EXERCISE DETAILS
Show every line in the entries below where the word "this" appears.

<<<<

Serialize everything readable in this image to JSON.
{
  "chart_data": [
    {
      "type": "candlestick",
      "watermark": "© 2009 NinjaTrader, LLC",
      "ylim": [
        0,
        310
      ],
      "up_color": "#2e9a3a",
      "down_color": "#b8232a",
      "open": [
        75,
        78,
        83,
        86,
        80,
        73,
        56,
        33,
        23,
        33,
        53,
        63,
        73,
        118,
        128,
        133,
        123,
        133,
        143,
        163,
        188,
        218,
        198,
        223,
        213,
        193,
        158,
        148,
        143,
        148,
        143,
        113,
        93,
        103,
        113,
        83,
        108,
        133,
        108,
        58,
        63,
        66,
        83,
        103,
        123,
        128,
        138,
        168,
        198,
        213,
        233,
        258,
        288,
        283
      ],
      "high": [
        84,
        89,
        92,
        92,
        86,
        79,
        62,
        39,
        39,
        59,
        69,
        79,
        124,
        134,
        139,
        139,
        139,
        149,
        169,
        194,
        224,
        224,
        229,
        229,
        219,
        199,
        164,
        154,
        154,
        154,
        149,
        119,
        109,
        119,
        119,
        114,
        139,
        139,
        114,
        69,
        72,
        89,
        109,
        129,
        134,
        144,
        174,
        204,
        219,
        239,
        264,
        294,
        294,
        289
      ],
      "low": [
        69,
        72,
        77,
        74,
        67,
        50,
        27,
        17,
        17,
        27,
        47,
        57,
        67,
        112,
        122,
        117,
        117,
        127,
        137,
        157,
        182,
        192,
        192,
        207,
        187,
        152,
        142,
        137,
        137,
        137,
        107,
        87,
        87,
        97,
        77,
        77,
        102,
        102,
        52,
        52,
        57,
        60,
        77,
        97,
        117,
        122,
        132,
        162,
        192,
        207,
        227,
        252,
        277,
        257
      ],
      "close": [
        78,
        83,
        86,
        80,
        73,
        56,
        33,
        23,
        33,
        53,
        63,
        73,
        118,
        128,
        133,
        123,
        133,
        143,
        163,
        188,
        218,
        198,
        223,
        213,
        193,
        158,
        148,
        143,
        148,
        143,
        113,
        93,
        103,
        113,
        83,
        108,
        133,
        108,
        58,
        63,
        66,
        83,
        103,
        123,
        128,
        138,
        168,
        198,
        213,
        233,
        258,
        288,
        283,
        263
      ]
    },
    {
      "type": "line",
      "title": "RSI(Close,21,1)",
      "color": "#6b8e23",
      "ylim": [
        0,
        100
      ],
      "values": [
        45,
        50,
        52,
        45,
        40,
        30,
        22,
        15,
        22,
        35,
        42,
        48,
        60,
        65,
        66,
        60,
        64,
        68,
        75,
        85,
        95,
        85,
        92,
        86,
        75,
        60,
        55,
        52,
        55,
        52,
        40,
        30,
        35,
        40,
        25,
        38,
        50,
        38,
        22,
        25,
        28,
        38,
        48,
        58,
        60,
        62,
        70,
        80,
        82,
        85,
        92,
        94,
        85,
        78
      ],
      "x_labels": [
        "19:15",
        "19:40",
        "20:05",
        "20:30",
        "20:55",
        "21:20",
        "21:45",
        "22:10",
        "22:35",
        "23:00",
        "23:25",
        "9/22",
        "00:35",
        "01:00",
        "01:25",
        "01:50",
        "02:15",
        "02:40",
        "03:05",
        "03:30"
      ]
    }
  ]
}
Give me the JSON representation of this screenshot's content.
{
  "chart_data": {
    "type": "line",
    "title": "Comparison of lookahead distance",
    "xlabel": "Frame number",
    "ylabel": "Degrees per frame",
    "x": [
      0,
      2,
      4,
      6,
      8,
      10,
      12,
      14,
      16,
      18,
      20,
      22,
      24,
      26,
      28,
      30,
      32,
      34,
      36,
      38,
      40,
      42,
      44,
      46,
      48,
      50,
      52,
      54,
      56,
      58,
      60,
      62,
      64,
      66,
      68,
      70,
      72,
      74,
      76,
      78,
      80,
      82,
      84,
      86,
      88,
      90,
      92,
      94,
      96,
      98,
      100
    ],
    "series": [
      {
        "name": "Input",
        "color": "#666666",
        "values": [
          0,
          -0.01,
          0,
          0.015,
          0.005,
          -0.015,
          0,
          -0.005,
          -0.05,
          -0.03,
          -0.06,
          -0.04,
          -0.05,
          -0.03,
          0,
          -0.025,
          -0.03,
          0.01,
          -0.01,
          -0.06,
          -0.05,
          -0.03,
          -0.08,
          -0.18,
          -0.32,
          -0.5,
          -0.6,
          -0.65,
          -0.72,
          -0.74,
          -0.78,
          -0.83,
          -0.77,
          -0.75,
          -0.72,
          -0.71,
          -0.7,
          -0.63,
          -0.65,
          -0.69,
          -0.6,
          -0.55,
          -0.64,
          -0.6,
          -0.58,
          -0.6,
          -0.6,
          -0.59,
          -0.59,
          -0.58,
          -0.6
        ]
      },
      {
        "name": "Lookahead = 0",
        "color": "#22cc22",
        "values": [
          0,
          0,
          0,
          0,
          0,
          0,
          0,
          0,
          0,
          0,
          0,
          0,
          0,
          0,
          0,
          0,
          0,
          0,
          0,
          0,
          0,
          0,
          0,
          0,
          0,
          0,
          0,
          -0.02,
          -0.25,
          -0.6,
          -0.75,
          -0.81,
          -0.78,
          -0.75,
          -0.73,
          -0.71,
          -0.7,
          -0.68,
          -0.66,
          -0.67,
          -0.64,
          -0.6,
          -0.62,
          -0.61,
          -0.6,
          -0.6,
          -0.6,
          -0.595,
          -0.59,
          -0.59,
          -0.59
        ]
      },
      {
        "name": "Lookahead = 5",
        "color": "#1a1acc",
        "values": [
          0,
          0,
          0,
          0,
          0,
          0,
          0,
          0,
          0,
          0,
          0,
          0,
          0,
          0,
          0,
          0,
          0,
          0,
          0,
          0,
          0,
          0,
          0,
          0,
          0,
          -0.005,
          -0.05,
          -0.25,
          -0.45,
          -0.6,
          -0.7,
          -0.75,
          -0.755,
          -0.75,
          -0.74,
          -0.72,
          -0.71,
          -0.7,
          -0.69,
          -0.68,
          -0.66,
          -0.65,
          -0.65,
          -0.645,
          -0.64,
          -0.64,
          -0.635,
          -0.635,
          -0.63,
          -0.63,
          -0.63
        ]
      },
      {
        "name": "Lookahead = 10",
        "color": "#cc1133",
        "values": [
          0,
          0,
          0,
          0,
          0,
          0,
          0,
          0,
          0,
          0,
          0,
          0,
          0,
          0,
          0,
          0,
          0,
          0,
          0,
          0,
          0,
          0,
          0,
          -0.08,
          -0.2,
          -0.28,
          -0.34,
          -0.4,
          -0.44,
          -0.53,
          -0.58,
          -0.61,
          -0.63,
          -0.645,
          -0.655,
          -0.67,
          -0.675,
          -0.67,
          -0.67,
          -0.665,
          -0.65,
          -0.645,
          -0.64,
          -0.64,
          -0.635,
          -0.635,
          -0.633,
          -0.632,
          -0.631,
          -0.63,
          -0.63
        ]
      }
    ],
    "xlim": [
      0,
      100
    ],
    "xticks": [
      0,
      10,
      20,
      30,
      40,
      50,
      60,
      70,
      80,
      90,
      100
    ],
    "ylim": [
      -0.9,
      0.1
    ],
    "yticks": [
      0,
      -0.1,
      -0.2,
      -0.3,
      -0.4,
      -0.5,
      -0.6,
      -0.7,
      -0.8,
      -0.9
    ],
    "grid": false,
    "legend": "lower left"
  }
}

>>>>

EXERCISE SOLUTION
Serialize everything readable in this image to JSON.
Give me the JSON representation of this screenshot's content.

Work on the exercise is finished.